TASK BRIEF: Copy out all the entries exactly.

[START]

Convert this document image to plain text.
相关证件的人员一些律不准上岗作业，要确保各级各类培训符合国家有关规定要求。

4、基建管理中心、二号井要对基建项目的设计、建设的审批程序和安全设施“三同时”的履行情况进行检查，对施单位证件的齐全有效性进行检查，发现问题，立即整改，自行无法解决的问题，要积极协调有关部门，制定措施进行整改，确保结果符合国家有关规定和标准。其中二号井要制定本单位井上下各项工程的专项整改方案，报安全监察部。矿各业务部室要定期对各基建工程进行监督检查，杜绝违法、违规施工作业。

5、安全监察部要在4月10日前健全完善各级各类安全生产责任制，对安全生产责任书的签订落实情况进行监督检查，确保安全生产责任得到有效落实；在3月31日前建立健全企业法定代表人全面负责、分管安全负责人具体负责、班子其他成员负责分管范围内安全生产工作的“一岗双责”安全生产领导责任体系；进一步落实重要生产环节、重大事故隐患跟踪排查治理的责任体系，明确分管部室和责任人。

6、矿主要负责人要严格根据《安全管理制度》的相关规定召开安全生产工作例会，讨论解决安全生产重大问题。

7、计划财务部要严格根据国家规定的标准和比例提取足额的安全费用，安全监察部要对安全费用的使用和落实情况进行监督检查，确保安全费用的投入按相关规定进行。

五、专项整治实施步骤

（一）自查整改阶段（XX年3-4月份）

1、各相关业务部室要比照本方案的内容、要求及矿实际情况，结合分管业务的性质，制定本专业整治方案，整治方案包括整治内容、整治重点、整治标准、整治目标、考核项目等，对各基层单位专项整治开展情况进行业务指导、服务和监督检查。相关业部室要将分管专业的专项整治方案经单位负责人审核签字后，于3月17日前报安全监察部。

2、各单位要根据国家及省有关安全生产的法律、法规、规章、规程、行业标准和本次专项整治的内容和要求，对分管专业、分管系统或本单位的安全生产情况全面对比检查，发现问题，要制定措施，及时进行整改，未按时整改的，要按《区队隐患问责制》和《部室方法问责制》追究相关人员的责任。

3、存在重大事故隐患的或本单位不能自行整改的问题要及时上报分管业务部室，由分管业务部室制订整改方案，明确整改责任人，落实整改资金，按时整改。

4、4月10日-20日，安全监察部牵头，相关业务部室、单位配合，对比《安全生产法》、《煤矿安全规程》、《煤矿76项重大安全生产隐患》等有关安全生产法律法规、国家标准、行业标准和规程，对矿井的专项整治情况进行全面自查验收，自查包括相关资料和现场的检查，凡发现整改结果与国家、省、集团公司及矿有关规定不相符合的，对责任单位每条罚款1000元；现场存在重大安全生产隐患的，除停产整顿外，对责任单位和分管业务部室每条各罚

[END]

EXERCISE RESULT:
Convert this document image to plain text.
相关证件的人员一些律不准上岗作业，要确保各级各类培训符合国家有关规定要求。

4、基建管理中心、二号井要对基建项目的设计、建设的审批程序和安全设施“三同时”的履行情况进行检查，对施单位证件的齐全有效性进行检查，发现问题，立即整改，自行无法解决的问题，要积极协调有关部门，制定措施进行整改，确保结果符合国家有关规定和标准。其中二号井要制定本单位井上下各项工程的专项整改方案，报安全监察部。矿各业务部室要定期对各基建工程进行监督检查，杜绝违法、违规施工作业。

5、安全监察部要在4月10日前健全完善各级各类安全生产责任制，对安全生产责任书的签订落实情况进行监督检查，确保安全生产责任得到有效落实；在3月31日前建立健全企业法定代表人全面负责、分管安全负责人具体负责、班子其他成员负责分管范围内安全生产工作的“一岗双责”安全生产领导责任体系；进一步落实重要生产环节、重大事故隐患跟踪排查治理的责任体系，明确分管部室和责任人。

6、矿主要负责人要严格根据《安全管理制度》的相关规定召开安全生产工作例会，讨论解决安全生产重大问题。

7、计划财务部要严格根据国家规定的标准和比例提取足额的安全费用，安全监察部要对安全费用的使用和落实情况进行监督检查，确保安全费用的投入按相关规定进行。

五、专项整治实施步骤

（一）自查整改阶段（XX年3-4月份）

1、各相关业务部室要比照本方案的内容、要求及矿实际情况，结合分管业务的性质，制定本专业整治方案，整治方案包括整治内容、整治重点、整治标准、整治目标、考核项目等，对各基层单位专项整治开展情况进行业务指导、服务和监督检查。相关业部室要将分管专业的专项整治方案经单位负责人审核签字后，于3月17日前报安全监察部。

2、各单位要根据国家及省有关安全生产的法律、法规、规章、规程、行业标准和本次专项整治的内容和要求，对分管专业、分管系统或本单位的安全生产情况全面对比检查，发现问题，要制定措施，及时进行整改，未按时整改的，要按《区队隐患问责制》和《部室方法问责制》追究相关人员的责任。

3、存在重大事故隐患的或本单位不能自行整改的问题要及时上报分管业务部室，由分管业务部室制订整改方案，明确整改责任人，落实整改资金，按时整改。

4、4月10日-20日，安全监察部牵头，相关业务部室、单位配合，对比《安全生产法》、《煤矿安全规程》、《煤矿76项重大安全生产隐患》等有关安全生产法律法规、国家标准、行业标准和规程，对矿井的专项整治情况进行全面自查验收，自查包括相关资料和现场的检查，凡发现整改结果与国家、省、集团公司及矿有关规定不相符合的，对责任单位每条罚款1000元；现场存在重大安全生产隐患的，除停产整顿外，对责任单位和分管业务部室每条各罚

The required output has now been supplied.